## LIST OF TASKS
(a) Duplicate a passage from the discussion about the closed GIF question, starting at the words "The question specifically" and ending after the words "more accurate answer.".
(b) Decide whether each statement agrees with the discussion about the closed GIF question, giving yes or no and the deciding words quoted from it: (i) At Arqade, ITG questions were eventually ruthlessly banned. (ii) The answerer states that the mash-up GIF was made on Arqade. (iii) The asker tried to describe the GIF in text so the question would be searchable.

0

I recently asked an question which was promptly closed featuring a spoof-GIF mashup of Dr. X and the Iron Giant. In order to make it searchable I did my best to textually describe what was going on so that it might help someone else. Ultimately I was curious because I thought the animation style was quite pleasing and wanted to see more.

I am aware of the current poll about keeping/discarding ITx questions, but it presupposes keeping "ITMs":

Despite this, the community has made it clear that and are both on-topic and wanted here. The number of upvotes these questions get and the detail put into them (albeit too often after some prompting) demonstrate they are popular enough.

Being a member over at Arqade, ITG questions existed early on, had opposition, and were later ruthlessly banned. However they bounced back after a post titled “Here is a thing. Look at the thing. Do you see the thing? I would like to know what this Thing is Called.” A plea for sanity, very similar to the one here that came up a year later: A plea for sanity: What is this thing? I would like to know what this thing is called. Alas, I came here with a thing but was promptly disparaged for doing so.

Granted, it was a "non-stock" GIF-clip of a movie, but I can't help but shake the feeling that if I simply did not say the word "GIF" or include it in the post, rather just describe it with text as though I was "remembering it", it would have remained open.

1
  • 1
    "A plea for sanity"? - Wow, now I know where kalina got that stupid title from.
    – Napoleon Wilson Mod
    May 28, 2014 at 1:19

1 Answer 1

2

So my reasoning (as the definitive destroyer of said question).

It is a mash-up GIF, made on SA for a(n?) SA thread.

The question specifically asks "What is being spoofed" to which a commenter brings up why I closed it:

Have you considered asking the original poster? He'd know for certain, as opposed to the guesswork we can do here.

Guesswork.

Considering it's from SA, as you say, it would be more worth your time to simply ask "what is this spoofing?" on SA and most likely get a more accurate answer.

When I (or anyone else for that matter) have to look at a question and think wut it probably doesn't belong here. At the end of the day I looked at that question and thought to myself "This is ID-this-GIF I found on teh interwebz".

NOW!!!!!

## RAW RECORDS
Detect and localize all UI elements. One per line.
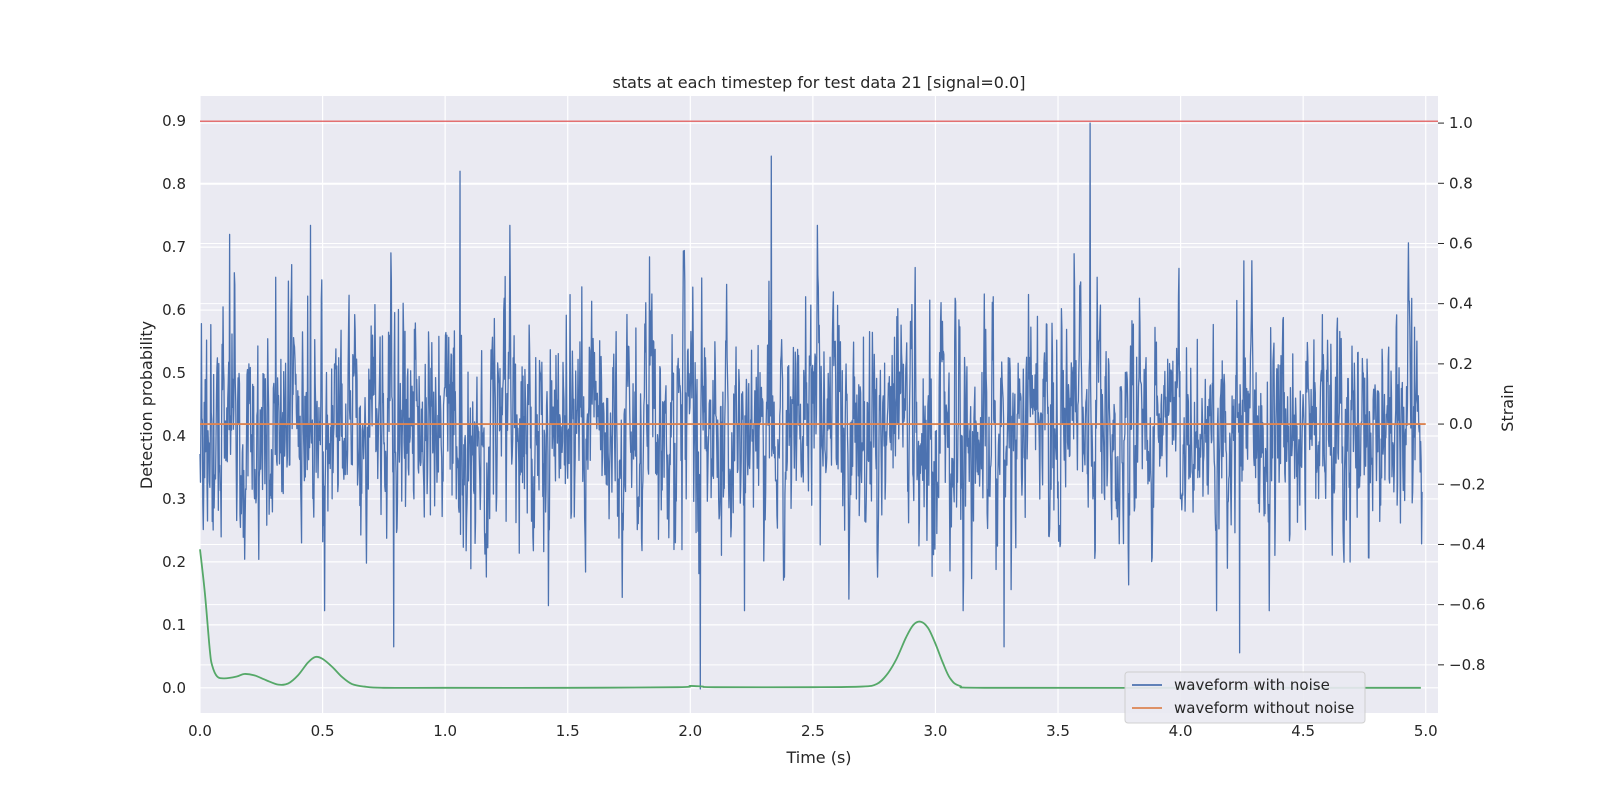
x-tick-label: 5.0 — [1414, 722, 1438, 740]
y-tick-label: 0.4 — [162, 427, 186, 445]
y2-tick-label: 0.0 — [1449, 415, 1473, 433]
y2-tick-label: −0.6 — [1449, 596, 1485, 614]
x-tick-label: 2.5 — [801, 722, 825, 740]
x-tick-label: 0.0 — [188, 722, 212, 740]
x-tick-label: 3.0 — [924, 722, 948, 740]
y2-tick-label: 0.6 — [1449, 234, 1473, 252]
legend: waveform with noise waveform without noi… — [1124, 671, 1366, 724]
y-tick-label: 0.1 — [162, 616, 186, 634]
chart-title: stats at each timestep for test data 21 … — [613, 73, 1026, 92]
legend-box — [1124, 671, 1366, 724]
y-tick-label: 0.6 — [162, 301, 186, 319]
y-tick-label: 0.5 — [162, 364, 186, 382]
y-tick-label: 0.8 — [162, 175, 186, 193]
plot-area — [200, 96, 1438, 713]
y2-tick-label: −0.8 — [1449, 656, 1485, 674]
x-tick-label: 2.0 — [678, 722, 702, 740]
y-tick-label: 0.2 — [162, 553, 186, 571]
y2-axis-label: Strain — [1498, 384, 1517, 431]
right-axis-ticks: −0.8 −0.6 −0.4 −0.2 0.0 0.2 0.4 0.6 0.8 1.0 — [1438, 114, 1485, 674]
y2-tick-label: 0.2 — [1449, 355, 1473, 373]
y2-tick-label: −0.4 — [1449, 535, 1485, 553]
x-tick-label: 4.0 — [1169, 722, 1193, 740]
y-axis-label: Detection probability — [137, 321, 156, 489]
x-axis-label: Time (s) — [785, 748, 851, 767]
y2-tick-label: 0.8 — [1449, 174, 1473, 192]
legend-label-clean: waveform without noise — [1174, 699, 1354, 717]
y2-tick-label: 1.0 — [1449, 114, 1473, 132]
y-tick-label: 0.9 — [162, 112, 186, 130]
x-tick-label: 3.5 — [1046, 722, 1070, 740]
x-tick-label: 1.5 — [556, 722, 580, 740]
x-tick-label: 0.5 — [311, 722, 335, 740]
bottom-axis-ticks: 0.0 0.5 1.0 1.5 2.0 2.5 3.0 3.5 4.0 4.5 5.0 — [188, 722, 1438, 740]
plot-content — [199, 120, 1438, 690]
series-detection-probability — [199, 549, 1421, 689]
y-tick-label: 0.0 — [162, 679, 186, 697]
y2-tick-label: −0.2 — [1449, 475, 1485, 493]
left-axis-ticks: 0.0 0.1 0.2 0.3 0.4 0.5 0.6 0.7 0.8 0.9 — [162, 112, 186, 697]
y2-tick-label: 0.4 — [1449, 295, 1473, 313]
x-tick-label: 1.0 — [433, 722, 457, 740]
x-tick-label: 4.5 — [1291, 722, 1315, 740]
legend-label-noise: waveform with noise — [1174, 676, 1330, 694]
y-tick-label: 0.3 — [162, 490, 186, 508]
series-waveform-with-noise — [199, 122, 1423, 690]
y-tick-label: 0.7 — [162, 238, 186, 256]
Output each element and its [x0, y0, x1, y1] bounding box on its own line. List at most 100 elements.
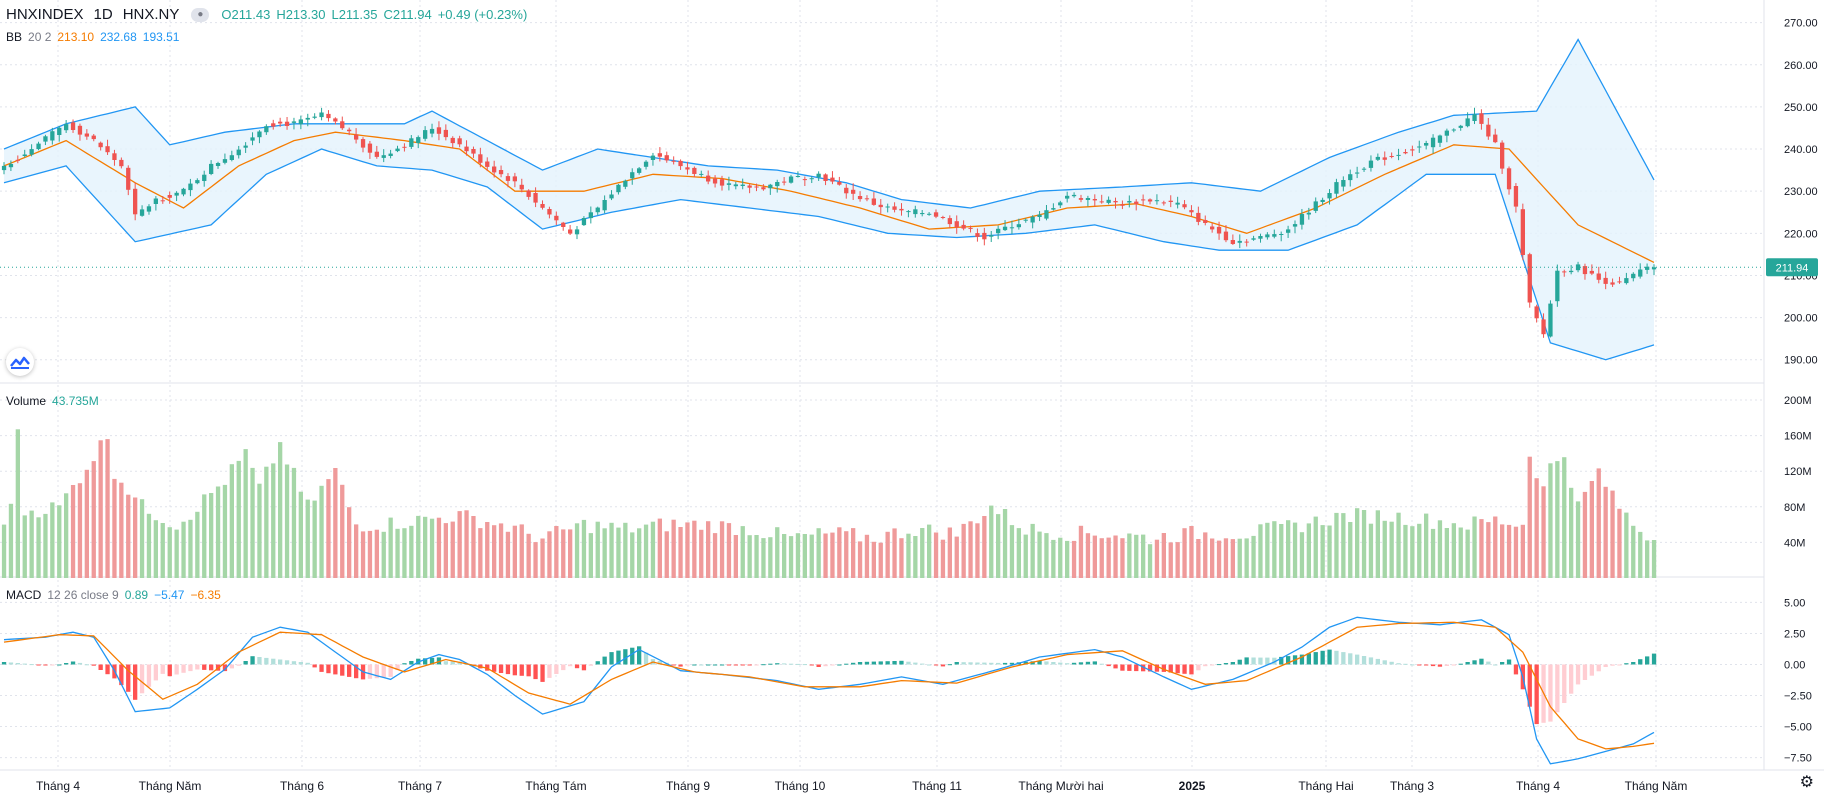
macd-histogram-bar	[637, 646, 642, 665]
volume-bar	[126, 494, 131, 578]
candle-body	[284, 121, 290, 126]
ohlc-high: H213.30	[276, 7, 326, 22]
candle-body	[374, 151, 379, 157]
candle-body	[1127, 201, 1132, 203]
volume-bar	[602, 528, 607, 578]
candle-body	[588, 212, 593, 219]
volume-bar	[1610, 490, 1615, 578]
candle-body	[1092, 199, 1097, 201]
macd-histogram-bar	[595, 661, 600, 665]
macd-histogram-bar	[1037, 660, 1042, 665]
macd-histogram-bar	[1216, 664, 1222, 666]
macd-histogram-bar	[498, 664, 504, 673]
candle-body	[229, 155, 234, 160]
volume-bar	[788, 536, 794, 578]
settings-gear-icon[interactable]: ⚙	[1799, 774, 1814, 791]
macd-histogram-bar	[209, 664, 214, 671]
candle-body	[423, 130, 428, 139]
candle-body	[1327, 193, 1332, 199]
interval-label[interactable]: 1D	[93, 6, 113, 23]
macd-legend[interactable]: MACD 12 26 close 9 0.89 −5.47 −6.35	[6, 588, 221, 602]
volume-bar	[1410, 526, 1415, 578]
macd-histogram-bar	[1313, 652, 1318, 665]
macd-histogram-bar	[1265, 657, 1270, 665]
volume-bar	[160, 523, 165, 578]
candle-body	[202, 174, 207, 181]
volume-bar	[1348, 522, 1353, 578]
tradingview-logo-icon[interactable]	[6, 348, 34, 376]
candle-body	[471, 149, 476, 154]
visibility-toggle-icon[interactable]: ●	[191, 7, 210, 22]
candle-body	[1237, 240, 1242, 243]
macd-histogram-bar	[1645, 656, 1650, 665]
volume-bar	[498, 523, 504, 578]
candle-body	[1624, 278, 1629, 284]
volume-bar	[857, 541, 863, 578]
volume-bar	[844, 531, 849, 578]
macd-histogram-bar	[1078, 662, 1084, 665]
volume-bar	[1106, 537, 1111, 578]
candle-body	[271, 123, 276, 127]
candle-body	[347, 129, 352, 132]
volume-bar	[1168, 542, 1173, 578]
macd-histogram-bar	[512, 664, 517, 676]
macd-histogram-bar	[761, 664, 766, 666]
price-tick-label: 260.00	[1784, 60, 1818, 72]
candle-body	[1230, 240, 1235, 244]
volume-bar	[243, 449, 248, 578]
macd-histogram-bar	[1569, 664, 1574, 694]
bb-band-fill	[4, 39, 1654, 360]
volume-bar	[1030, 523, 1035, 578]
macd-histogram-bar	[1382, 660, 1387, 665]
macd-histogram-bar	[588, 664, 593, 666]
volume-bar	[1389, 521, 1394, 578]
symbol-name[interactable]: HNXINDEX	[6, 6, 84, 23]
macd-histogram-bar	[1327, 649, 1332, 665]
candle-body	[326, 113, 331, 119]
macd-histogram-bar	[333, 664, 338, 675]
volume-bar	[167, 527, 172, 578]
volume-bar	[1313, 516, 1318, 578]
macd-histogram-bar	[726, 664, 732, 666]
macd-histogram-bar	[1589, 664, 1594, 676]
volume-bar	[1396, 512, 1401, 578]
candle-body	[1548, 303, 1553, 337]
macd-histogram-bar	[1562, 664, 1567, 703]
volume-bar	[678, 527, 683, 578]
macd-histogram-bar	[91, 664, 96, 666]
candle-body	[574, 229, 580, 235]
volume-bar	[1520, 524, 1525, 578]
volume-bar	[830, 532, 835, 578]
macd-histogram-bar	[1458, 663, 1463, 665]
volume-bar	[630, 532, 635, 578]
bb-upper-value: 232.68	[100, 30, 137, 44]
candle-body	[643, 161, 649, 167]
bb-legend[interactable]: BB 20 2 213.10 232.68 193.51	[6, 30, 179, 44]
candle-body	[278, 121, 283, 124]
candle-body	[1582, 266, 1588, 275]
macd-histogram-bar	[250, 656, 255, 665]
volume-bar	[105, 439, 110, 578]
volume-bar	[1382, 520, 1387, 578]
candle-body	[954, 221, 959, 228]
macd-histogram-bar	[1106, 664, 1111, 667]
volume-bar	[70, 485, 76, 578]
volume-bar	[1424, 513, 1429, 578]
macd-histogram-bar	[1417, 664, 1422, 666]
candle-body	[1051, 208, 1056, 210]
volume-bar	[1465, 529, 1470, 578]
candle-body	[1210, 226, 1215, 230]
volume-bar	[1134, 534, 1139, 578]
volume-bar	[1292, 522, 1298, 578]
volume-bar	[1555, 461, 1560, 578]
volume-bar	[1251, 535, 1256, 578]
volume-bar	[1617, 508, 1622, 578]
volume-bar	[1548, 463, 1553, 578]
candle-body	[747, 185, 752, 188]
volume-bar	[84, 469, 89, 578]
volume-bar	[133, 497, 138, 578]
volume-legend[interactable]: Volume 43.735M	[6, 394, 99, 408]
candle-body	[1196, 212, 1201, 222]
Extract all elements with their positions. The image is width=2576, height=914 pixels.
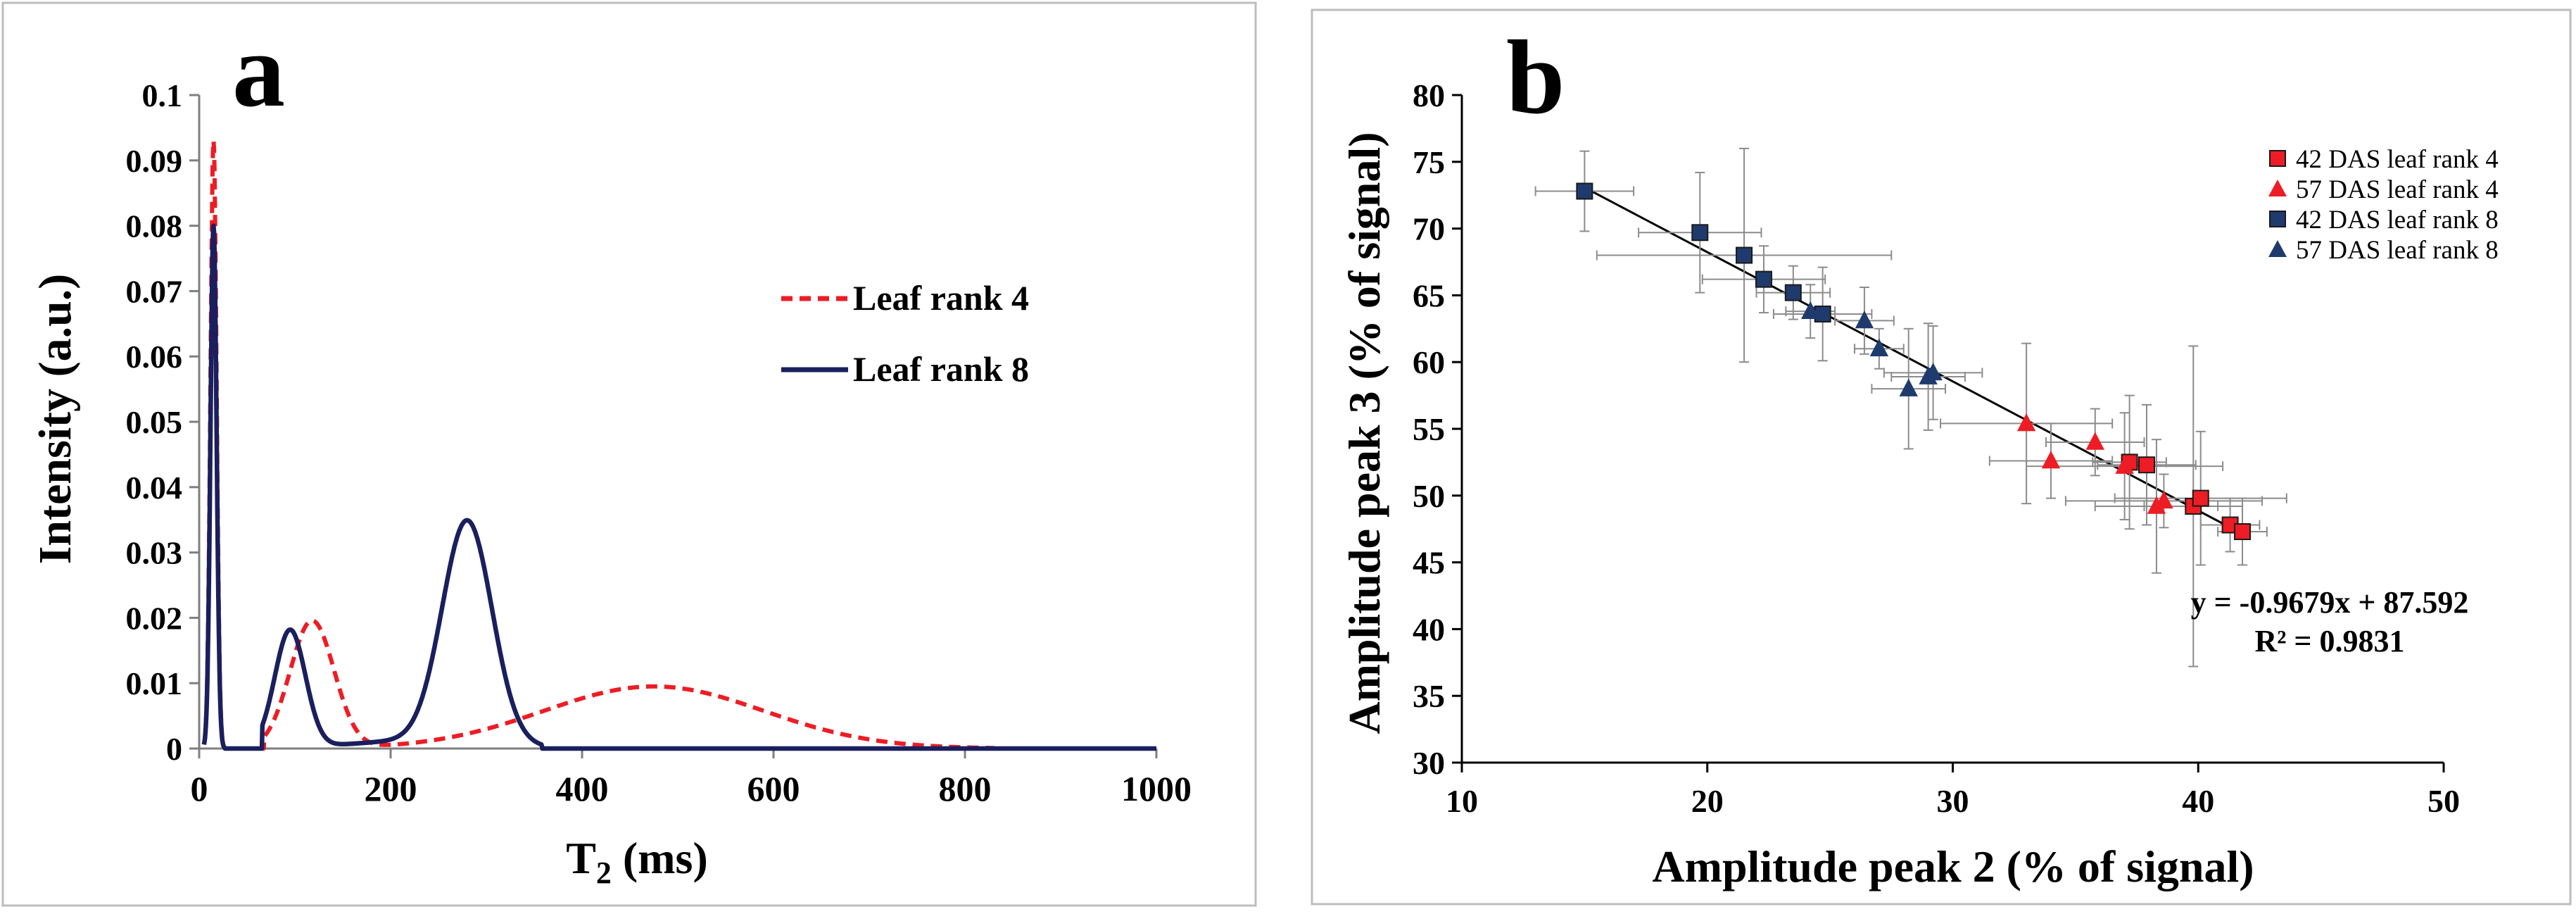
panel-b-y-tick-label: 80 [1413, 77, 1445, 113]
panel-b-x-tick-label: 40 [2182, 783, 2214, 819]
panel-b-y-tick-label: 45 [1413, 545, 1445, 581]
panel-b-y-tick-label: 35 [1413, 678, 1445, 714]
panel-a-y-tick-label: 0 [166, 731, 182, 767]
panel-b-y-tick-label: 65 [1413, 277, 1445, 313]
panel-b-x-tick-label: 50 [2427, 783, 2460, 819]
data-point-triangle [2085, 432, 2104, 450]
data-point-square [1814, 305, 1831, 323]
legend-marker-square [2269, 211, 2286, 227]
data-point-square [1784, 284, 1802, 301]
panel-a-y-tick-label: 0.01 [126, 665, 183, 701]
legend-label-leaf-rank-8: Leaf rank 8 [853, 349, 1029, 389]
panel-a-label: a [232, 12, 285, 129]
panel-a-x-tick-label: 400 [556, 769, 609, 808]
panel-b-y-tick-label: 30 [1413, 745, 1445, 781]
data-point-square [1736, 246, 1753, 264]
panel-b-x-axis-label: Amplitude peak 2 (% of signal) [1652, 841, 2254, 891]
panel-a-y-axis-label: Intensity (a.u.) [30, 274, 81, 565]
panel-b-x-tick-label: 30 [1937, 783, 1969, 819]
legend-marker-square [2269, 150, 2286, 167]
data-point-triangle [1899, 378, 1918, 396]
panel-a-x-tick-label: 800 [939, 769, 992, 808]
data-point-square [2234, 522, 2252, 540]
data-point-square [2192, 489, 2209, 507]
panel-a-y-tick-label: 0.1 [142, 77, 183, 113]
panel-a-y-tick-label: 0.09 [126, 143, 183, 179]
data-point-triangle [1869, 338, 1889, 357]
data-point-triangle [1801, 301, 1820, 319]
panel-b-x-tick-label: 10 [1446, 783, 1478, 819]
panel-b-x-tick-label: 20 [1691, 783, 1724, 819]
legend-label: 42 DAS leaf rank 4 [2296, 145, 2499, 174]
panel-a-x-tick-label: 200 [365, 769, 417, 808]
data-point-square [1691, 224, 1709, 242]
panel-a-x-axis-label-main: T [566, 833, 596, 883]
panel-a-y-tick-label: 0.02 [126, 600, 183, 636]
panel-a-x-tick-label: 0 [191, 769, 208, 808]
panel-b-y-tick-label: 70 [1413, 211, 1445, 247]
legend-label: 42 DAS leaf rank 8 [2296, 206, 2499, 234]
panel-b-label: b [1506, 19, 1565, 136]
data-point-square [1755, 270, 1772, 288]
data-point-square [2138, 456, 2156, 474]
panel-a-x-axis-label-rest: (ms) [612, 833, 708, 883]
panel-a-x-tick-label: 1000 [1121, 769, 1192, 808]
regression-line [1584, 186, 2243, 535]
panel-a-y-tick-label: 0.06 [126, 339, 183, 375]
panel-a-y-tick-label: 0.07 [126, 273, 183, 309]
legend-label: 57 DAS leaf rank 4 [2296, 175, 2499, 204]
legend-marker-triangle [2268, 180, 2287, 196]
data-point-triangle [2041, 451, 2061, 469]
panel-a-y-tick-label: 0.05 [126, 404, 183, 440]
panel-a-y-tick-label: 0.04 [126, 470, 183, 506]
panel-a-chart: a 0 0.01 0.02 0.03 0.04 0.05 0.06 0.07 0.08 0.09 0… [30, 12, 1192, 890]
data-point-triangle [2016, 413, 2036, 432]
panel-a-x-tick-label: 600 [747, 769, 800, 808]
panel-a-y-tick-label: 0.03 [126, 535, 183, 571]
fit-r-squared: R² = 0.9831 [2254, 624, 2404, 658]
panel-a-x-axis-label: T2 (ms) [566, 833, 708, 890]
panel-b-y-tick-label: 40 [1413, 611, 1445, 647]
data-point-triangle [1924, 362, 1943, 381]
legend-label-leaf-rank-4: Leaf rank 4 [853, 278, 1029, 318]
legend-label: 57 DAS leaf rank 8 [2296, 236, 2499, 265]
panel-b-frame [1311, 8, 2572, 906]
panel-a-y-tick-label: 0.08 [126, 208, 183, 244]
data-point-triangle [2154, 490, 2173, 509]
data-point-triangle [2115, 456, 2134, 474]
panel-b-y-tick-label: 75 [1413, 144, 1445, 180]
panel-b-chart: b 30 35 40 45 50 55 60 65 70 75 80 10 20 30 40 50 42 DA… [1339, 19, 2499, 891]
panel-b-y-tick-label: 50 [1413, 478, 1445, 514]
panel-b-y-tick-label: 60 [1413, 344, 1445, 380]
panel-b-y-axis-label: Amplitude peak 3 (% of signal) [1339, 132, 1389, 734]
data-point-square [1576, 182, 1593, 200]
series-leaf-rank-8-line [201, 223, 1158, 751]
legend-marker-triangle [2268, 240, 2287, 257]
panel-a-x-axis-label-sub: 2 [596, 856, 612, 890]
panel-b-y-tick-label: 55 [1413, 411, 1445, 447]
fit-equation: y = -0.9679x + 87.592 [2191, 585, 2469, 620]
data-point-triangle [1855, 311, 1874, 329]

## LIST OF SOLUTIONS
(a)
The question specifically asks "What is being spoofed" to which a commenter brings up why I closed it:

Have you considered asking the original poster? He'd know for certain, as opposed to the guesswork we can do here.

Guesswork.

Considering it's from SA, as you say, it would be more worth your time to simply ask "what is this spoofing?" on SA and most likely get a more accurate answer.

(b)
(i) Yes: "ITG questions existed early on, had opposition, and were later ruthlessly banned."
(ii) No: "It is a mash-up GIF, made on SA for a(n?) SA thread."
(iii) Yes: "In order to make it searchable I did my best to textually describe what was going on"